■ Given information
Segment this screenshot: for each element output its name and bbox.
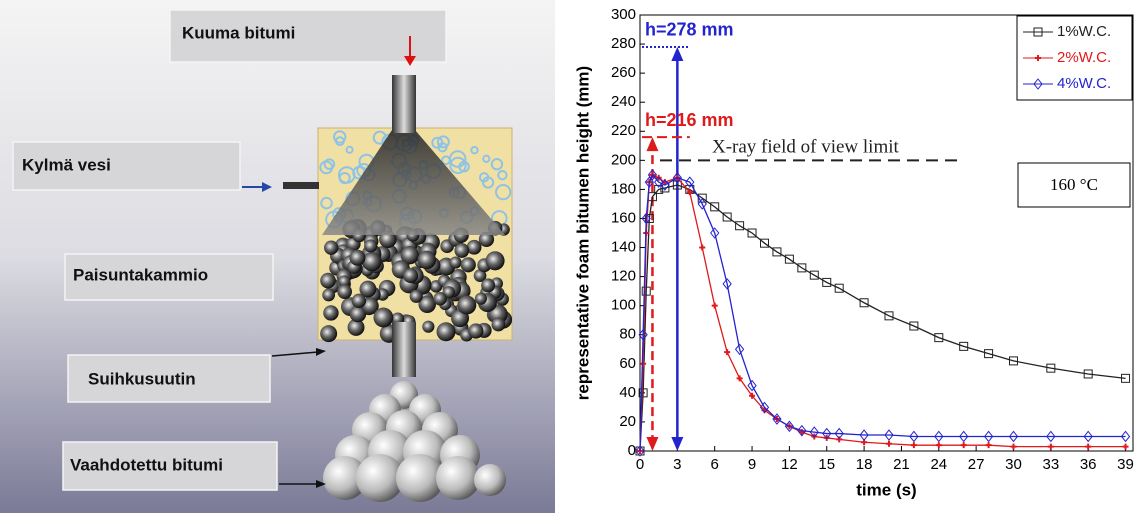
label: Kylmä vesi [22, 155, 111, 174]
bubble [433, 292, 447, 306]
y-tick-label: 200 [611, 151, 636, 168]
bubble [322, 289, 335, 302]
x-tick-label: 36 [1080, 456, 1097, 473]
x-tick-label: 12 [781, 456, 798, 473]
outlet-nozzle [392, 322, 416, 377]
bubble [468, 323, 483, 338]
y-axis-label: representative foam bitumen height (mm) [573, 66, 592, 400]
y-tick-label: 220 [611, 122, 636, 139]
bubble [323, 305, 338, 320]
x-tick-label: 15 [818, 456, 835, 473]
inlet-nozzle [392, 75, 416, 133]
y-tick-label: 100 [611, 297, 636, 314]
y-tick-label: 0 [628, 442, 636, 459]
y-tick-label: 300 [611, 6, 636, 23]
y-tick-label: 120 [611, 268, 636, 285]
bubble [350, 250, 366, 266]
x-tick-label: 0 [636, 456, 644, 473]
bubble [437, 322, 456, 341]
y-tick-label: 260 [611, 64, 636, 81]
annotation: h=278 mm [645, 20, 734, 40]
x-tick-label: 21 [893, 456, 910, 473]
x-tick-label: 9 [748, 456, 756, 473]
foam-ball [474, 464, 506, 496]
x-tick-label: 24 [930, 456, 947, 473]
water-pipe [283, 182, 319, 189]
chart: 0204060801001201401601802002202402602803… [573, 6, 1133, 500]
bubble [491, 318, 505, 332]
y-tick-label: 140 [611, 239, 636, 256]
bubble [422, 321, 434, 333]
bubble [362, 252, 381, 271]
bubble [486, 251, 505, 270]
y-tick-label: 180 [611, 180, 636, 197]
x-axis-label: time (s) [856, 480, 916, 499]
y-tick-label: 160 [611, 209, 636, 226]
diagram: Kuuma bitumi Kylmä vesi Paisuntakammio S… [0, 0, 555, 513]
bubble [364, 239, 377, 252]
x-tick-label: 39 [1117, 456, 1134, 473]
bubble [418, 251, 436, 269]
y-tick-label: 80 [619, 326, 636, 343]
bubble [410, 290, 423, 303]
legend-label: 4%W.C. [1057, 75, 1111, 92]
annotation: h=216 mm [645, 110, 734, 130]
bubble [481, 278, 495, 292]
y-tick-label: 40 [619, 384, 636, 401]
bubble [320, 325, 337, 342]
bubble [324, 241, 338, 255]
legend-label: 2%W.C. [1057, 49, 1111, 66]
y-tick-label: 280 [611, 35, 636, 52]
y-tick-label: 240 [611, 93, 636, 110]
bubble [457, 296, 476, 315]
figure: Kuuma bitumi Kylmä vesi Paisuntakammio S… [0, 0, 1143, 513]
bubble [454, 243, 469, 258]
note: 160 °C [1050, 175, 1098, 194]
label: Kuuma bitumi [182, 23, 295, 42]
x-tick-label: 6 [711, 456, 719, 473]
x-tick-label: 30 [1005, 456, 1022, 473]
x-tick-label: 18 [856, 456, 873, 473]
foam-ball [436, 456, 480, 500]
bubble [373, 308, 393, 328]
label: Vaahdotettu bitumi [70, 455, 223, 474]
bubble [461, 257, 476, 272]
x-tick-label: 3 [673, 456, 681, 473]
bubble [337, 284, 352, 299]
x-tick-label: 33 [1042, 456, 1059, 473]
bubble [403, 268, 418, 283]
bubble [449, 256, 461, 268]
y-tick-label: 60 [619, 355, 636, 372]
bubble [352, 294, 366, 308]
annotation: X-ray field of view limit [712, 137, 900, 158]
bubble [320, 273, 336, 289]
y-tick-label: 20 [619, 413, 636, 430]
label: Suihkusuutin [88, 369, 196, 388]
label: Paisuntakammio [73, 265, 208, 284]
legend-label: 1%W.C. [1057, 23, 1111, 40]
x-tick-label: 27 [968, 456, 985, 473]
bubble [475, 293, 487, 305]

■ Written task
Write out every row above verbatim, with nothing changed. Leave the picture out of your answer.

■ Output
Segment this screenshot: for each element output its name and bbox.
label: Kylmä vesi [22, 155, 111, 174]
bubble [433, 292, 447, 306]
y-tick-label: 200 [611, 151, 636, 168]
bubble [322, 289, 335, 302]
x-tick-label: 36 [1080, 456, 1097, 473]
x-tick-label: 12 [781, 456, 798, 473]
outlet-nozzle [392, 322, 416, 377]
bubble [468, 323, 483, 338]
y-axis-label: representative foam bitumen height (mm) [573, 66, 592, 400]
y-tick-label: 220 [611, 122, 636, 139]
bubble [323, 305, 338, 320]
x-tick-label: 15 [818, 456, 835, 473]
inlet-nozzle [392, 75, 416, 133]
y-tick-label: 100 [611, 297, 636, 314]
y-tick-label: 0 [628, 442, 636, 459]
y-tick-label: 300 [611, 6, 636, 23]
y-tick-label: 120 [611, 268, 636, 285]
bubble [350, 250, 366, 266]
x-tick-label: 0 [636, 456, 644, 473]
bubble [437, 322, 456, 341]
y-tick-label: 260 [611, 64, 636, 81]
annotation: h=278 mm [645, 20, 734, 40]
x-tick-label: 21 [893, 456, 910, 473]
x-tick-label: 9 [748, 456, 756, 473]
foam-ball [474, 464, 506, 496]
x-tick-label: 24 [930, 456, 947, 473]
water-pipe [283, 182, 319, 189]
chart: 0204060801001201401601802002202402602803… [573, 6, 1133, 500]
bubble [491, 318, 505, 332]
y-tick-label: 140 [611, 239, 636, 256]
bubble [422, 321, 434, 333]
bubble [362, 252, 381, 271]
bubble [486, 251, 505, 270]
y-tick-label: 180 [611, 180, 636, 197]
x-axis-label: time (s) [856, 480, 916, 499]
y-tick-label: 160 [611, 209, 636, 226]
diagram: Kuuma bitumi Kylmä vesi Paisuntakammio S… [0, 0, 555, 513]
bubble [364, 239, 377, 252]
x-tick-label: 39 [1117, 456, 1134, 473]
bubble [418, 251, 436, 269]
y-tick-label: 80 [619, 326, 636, 343]
bubble [410, 290, 423, 303]
legend-label: 4%W.C. [1057, 75, 1111, 92]
annotation: h=216 mm [645, 110, 734, 130]
bubble [481, 278, 495, 292]
y-tick-label: 40 [619, 384, 636, 401]
bubble [320, 325, 337, 342]
bubble [324, 241, 338, 255]
legend-label: 2%W.C. [1057, 49, 1111, 66]
y-tick-label: 280 [611, 35, 636, 52]
y-tick-label: 240 [611, 93, 636, 110]
bubble [457, 296, 476, 315]
figure: Kuuma bitumi Kylmä vesi Paisuntakammio S… [0, 0, 1143, 513]
bubble [454, 243, 469, 258]
note: 160 °C [1050, 175, 1098, 194]
label: Kuuma bitumi [182, 23, 295, 42]
x-tick-label: 6 [711, 456, 719, 473]
x-tick-label: 30 [1005, 456, 1022, 473]
x-tick-label: 18 [856, 456, 873, 473]
foam-ball [436, 456, 480, 500]
bubble [373, 308, 393, 328]
label: Vaahdotettu bitumi [70, 455, 223, 474]
bubble [461, 257, 476, 272]
x-tick-label: 3 [673, 456, 681, 473]
bubble [337, 284, 352, 299]
x-tick-label: 33 [1042, 456, 1059, 473]
bubble [403, 268, 418, 283]
bubble [449, 256, 461, 268]
y-tick-label: 60 [619, 355, 636, 372]
bubble [352, 294, 366, 308]
annotation: X-ray field of view limit [712, 137, 900, 158]
bubble [320, 273, 336, 289]
y-tick-label: 20 [619, 413, 636, 430]
label: Suihkusuutin [88, 369, 196, 388]
label: Paisuntakammio [73, 265, 208, 284]
legend-label: 1%W.C. [1057, 23, 1111, 40]
x-tick-label: 27 [968, 456, 985, 473]
bubble [475, 293, 487, 305]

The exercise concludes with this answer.